Retype each entry below, keeping every character the same.

---+---

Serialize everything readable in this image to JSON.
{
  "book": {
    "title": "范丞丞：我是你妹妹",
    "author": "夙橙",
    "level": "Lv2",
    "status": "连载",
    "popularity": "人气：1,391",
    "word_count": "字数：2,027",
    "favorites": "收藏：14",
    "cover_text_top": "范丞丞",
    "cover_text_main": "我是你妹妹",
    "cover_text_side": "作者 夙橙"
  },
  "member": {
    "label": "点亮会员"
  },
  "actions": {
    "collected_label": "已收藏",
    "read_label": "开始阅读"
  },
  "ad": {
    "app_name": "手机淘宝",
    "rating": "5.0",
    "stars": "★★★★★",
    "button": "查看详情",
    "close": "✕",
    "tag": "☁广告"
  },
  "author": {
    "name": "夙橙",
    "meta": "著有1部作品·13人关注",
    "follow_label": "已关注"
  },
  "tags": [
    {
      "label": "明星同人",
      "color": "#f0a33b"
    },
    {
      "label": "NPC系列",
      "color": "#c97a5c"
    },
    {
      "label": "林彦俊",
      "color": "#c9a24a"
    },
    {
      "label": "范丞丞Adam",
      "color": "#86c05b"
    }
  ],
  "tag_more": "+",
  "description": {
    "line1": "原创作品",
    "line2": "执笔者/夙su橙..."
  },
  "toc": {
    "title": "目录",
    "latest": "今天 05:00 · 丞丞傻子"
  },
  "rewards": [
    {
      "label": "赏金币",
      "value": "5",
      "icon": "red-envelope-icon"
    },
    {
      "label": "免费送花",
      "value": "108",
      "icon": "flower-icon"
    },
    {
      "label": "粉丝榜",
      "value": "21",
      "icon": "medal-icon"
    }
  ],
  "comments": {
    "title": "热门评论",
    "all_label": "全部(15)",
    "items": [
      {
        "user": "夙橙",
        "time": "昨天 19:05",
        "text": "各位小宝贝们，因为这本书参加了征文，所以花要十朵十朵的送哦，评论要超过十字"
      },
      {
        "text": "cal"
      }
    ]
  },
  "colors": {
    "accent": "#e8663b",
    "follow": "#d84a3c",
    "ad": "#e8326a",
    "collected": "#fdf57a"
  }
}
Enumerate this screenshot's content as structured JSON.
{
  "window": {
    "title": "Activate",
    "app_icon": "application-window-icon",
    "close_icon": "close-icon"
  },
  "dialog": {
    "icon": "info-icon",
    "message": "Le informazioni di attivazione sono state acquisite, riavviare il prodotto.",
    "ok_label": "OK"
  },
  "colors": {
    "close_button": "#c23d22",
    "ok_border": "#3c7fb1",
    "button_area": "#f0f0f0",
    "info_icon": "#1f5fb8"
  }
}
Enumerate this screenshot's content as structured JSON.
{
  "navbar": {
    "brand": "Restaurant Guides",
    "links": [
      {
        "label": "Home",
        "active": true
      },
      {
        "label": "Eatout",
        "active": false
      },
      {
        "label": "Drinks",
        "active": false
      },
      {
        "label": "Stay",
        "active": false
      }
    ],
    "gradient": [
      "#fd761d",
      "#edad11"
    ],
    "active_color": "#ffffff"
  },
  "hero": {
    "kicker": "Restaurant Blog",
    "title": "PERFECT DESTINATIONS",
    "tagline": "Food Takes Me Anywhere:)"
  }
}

---+---

RESULT OF THIS EXERCISE:
Serialize everything readable in this image to JSON.
{
  "book": {
    "title": "范丞丞：我是你妹妹",
    "author": "夙橙",
    "level": "Lv2",
    "status": "连载",
    "popularity": "人气：1,391",
    "word_count": "字数：2,027",
    "favorites": "收藏：14",
    "cover_text_top": "范丞丞",
    "cover_text_main": "我是你妹妹",
    "cover_text_side": "作者 夙橙"
  },
  "member": {
    "label": "点亮会员"
  },
  "actions": {
    "collected_label": "已收藏",
    "read_label": "开始阅读"
  },
  "ad": {
    "app_name": "手机淘宝",
    "rating": "5.0",
    "stars": "★★★★★",
    "button": "查看详情",
    "close": "✕",
    "tag": "☁广告"
  },
  "author": {
    "name": "夙橙",
    "meta": "著有1部作品·13人关注",
    "follow_label": "已关注"
  },
  "tags": [
    {
      "label": "明星同人",
      "color": "#f0a33b"
    },
    {
      "label": "NPC系列",
      "color": "#c97a5c"
    },
    {
      "label": "林彦俊",
      "color": "#c9a24a"
    },
    {
      "label": "范丞丞Adam",
      "color": "#86c05b"
    }
  ],
  "tag_more": "+",
  "description": {
    "line1": "原创作品",
    "line2": "执笔者/夙su橙..."
  },
  "toc": {
    "title": "目录",
    "latest": "今天 05:00 · 丞丞傻子"
  },
  "rewards": [
    {
      "label": "赏金币",
      "value": "5",
      "icon": "red-envelope-icon"
    },
    {
      "label": "免费送花",
      "value": "108",
      "icon": "flower-icon"
    },
    {
      "label": "粉丝榜",
      "value": "21",
      "icon": "medal-icon"
    }
  ],
  "comments": {
    "title": "热门评论",
    "all_label": "全部(15)",
    "items": [
      {
        "user": "夙橙",
        "time": "昨天 19:05",
        "text": "各位小宝贝们，因为这本书参加了征文，所以花要十朵十朵的送哦，评论要超过十字"
      },
      {
        "text": "cal"
      }
    ]
  },
  "colors": {
    "accent": "#e8663b",
    "follow": "#d84a3c",
    "ad": "#e8326a",
    "collected": "#fdf57a"
  }
}
Enumerate this screenshot's content as structured JSON.
{
  "window": {
    "title": "Activate",
    "app_icon": "application-window-icon",
    "close_icon": "close-icon"
  },
  "dialog": {
    "icon": "info-icon",
    "message": "Le informazioni di attivazione sono state acquisite, riavviare il prodotto.",
    "ok_label": "OK"
  },
  "colors": {
    "close_button": "#c23d22",
    "ok_border": "#3c7fb1",
    "button_area": "#f0f0f0",
    "info_icon": "#1f5fb8"
  }
}
Enumerate this screenshot's content as structured JSON.
{
  "navbar": {
    "brand": "Restaurant Guides",
    "links": [
      {
        "label": "Home",
        "active": true
      },
      {
        "label": "Eatout",
        "active": false
      },
      {
        "label": "Drinks",
        "active": false
      },
      {
        "label": "Stay",
        "active": false
      }
    ],
    "gradient": [
      "#fd761d",
      "#edad11"
    ],
    "active_color": "#ffffff"
  },
  "hero": {
    "kicker": "Restaurant Blog",
    "title": "PERFECT DESTINATIONS",
    "tagline": "Food Takes Me Anywhere:)"
  }
}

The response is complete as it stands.